** begin **

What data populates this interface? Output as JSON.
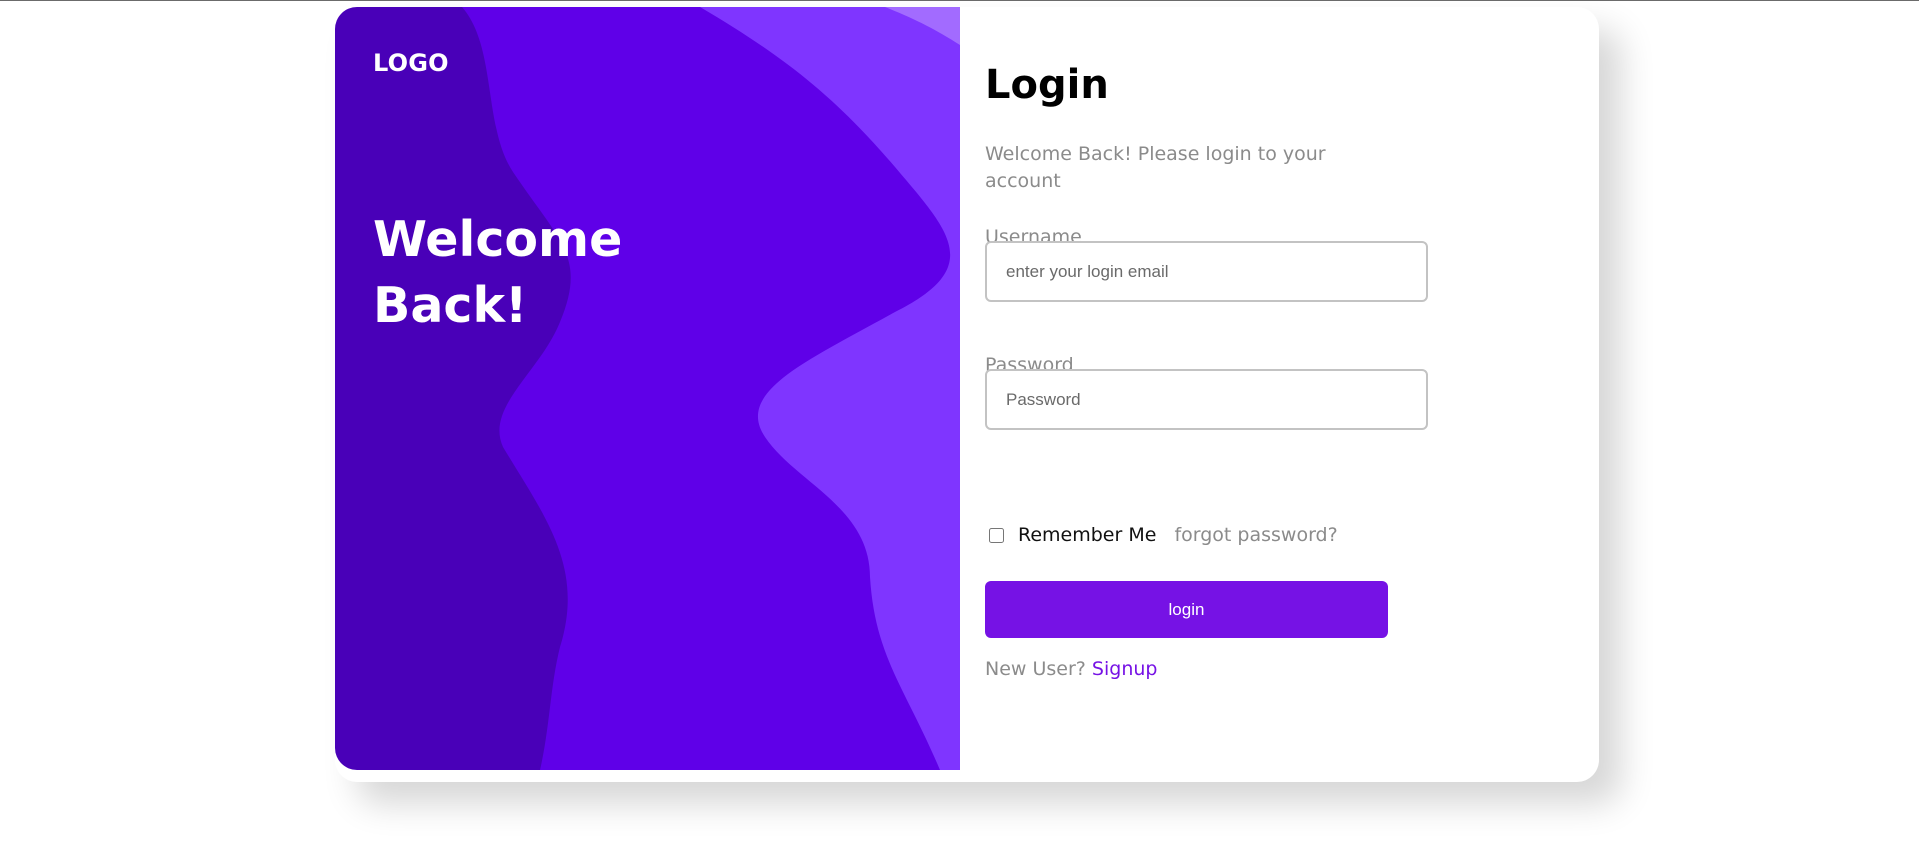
{
  "brand": {
    "logo_text": "LOGO",
    "hero_title": "Welcome Back!",
    "colors": {
      "hero_dark": "#4900b8",
      "hero_mid": "#5f00e8",
      "hero_light": "#7f35ff",
      "accent": "#7612e5"
    }
  },
  "form": {
    "title": "Login",
    "subtitle": "Welcome Back! Please login to your account",
    "username": {
      "label": "Username",
      "value": "",
      "placeholder": "enter your login email"
    },
    "password": {
      "label": "Password",
      "value": "",
      "placeholder": "Password"
    },
    "remember_label": "Remember Me",
    "remember_checked": false,
    "forgot_label": "forgot password?",
    "login_label": "login",
    "signup_prompt": "New User?",
    "signup_label": "Signup"
  }
}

** end **

• [THE PROBLEM]: Repeat each line of the records above exactly, but do not copy the pictures.

• [WORKED SOLUTION]:
What data populates this interface? Output as JSON.
{
  "brand": {
    "logo_text": "LOGO",
    "hero_title": "Welcome Back!",
    "colors": {
      "hero_dark": "#4900b8",
      "hero_mid": "#5f00e8",
      "hero_light": "#7f35ff",
      "accent": "#7612e5"
    }
  },
  "form": {
    "title": "Login",
    "subtitle": "Welcome Back! Please login to your account",
    "username": {
      "label": "Username",
      "value": "",
      "placeholder": "enter your login email"
    },
    "password": {
      "label": "Password",
      "value": "",
      "placeholder": "Password"
    },
    "remember_label": "Remember Me",
    "remember_checked": false,
    "forgot_label": "forgot password?",
    "login_label": "login",
    "signup_prompt": "New User?",
    "signup_label": "Signup"
  }
}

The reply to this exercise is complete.